Instructions for the task: List each line of the data that holds the string "icon".

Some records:
= = = = =

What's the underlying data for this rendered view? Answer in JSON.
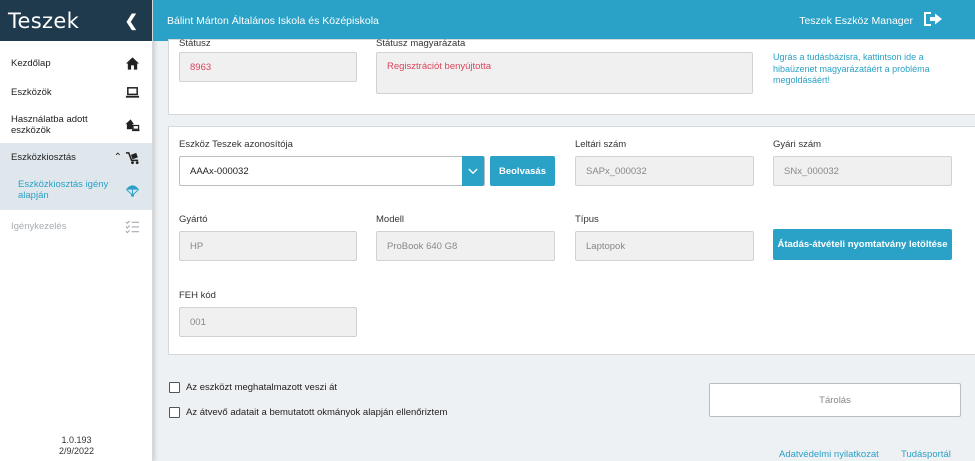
{
  "sidebar": {
    "brand": "Teszek",
    "items": [
      {
        "label": "Kezdőlap",
        "icon": "home-icon"
      },
      {
        "label": "Eszközök",
        "icon": "laptop-icon"
      },
      {
        "label": "Használatba adott eszközök",
        "icon": "device-handout-icon"
      },
      {
        "label": "Eszközkiosztás",
        "icon": "distribution-icon",
        "expanded": true
      },
      {
        "label": "Eszközkiosztás igény alapján",
        "icon": "parachute-icon"
      },
      {
        "label": "Igénykezelés",
        "icon": "checklist-icon",
        "disabled": true
      }
    ],
    "version": "1.0.193",
    "date": "2/9/2022"
  },
  "topbar": {
    "school": "Bálint Márton Általános Iskola és Középiskola",
    "app_name": "Teszek Eszköz Manager"
  },
  "status_card": {
    "status_label": "Státusz",
    "status_value": "8963",
    "status_reason_label": "Státusz magyarázata",
    "status_reason_value": "Regisztrációt benyújtotta",
    "kb_link": "Ugrás a tudásbázisra, kattintson ide a hibaüzenet magyarázatáért a probléma megoldásáért!"
  },
  "device_card": {
    "teszek_id_label": "Eszköz Teszek azonosítója",
    "teszek_id_value": "AAAx-000032",
    "scan_button": "Beolvasás",
    "inventory_label": "Leltári szám",
    "inventory_value": "SAPx_000032",
    "serial_label": "Gyári szám",
    "serial_value": "SNx_000032",
    "manufacturer_label": "Gyártó",
    "manufacturer_value": "HP",
    "model_label": "Modell",
    "model_value": "ProBook 640 G8",
    "type_label": "Típus",
    "type_value": "Laptopok",
    "download_button": "Átadás-átvételi nyomtatvány letöltése",
    "feh_label": "FEH kód",
    "feh_value": "001"
  },
  "checks": {
    "authorized": "Az eszközt meghatalmazott veszi át",
    "verified": "Az átvevő adatait a bemutatott okmányok alapján ellenőriztem"
  },
  "save_button": "Tárolás",
  "footer": {
    "privacy": "Adatvédelmi nyilatkozat",
    "portal": "Tudásportál"
  },
  "colors": {
    "accent": "#2aa1c6",
    "brand_bg": "#1f3a4d",
    "error_text": "#d9455b"
  }
}
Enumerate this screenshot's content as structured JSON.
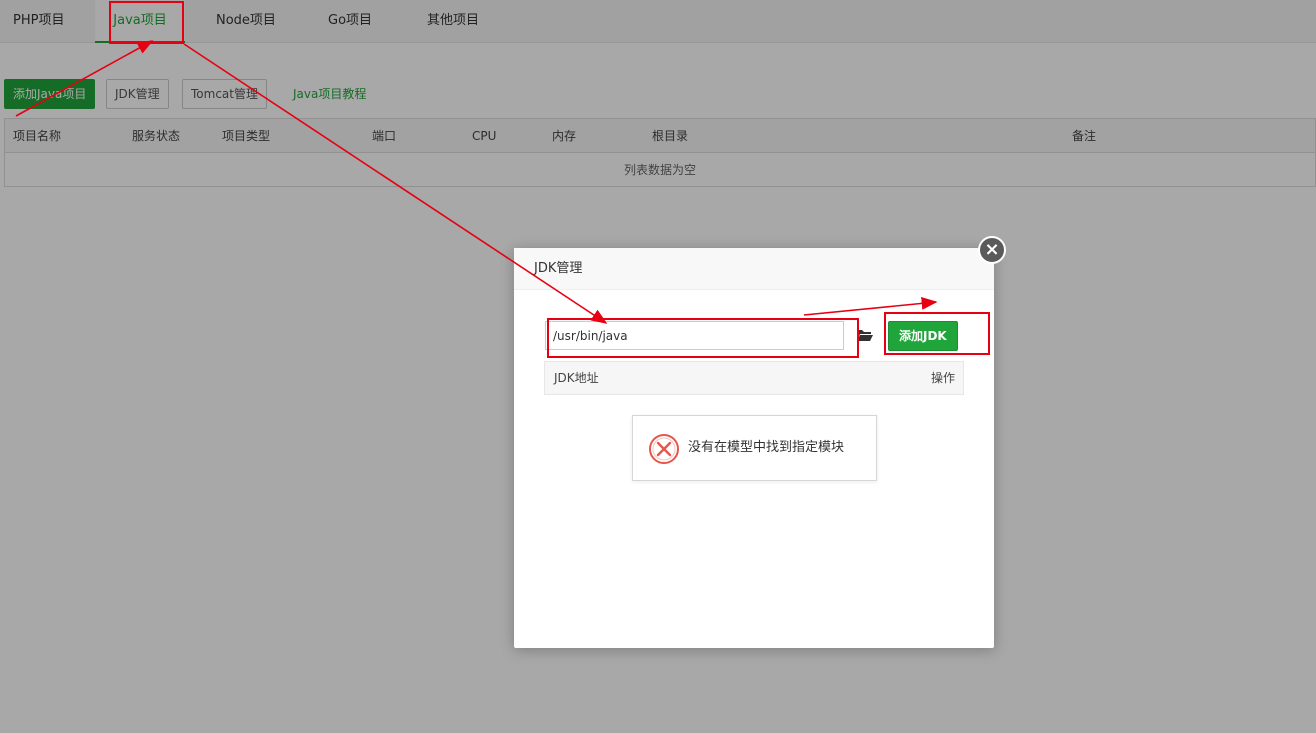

= = = = =

Exercise solution:
        "icon": "home-icon"
        "icon": "laptop-icon"
        "icon": "device-handout-icon"
        "icon": "distribution-icon",
        "icon": "parachute-icon"
        "icon": "checklist-icon",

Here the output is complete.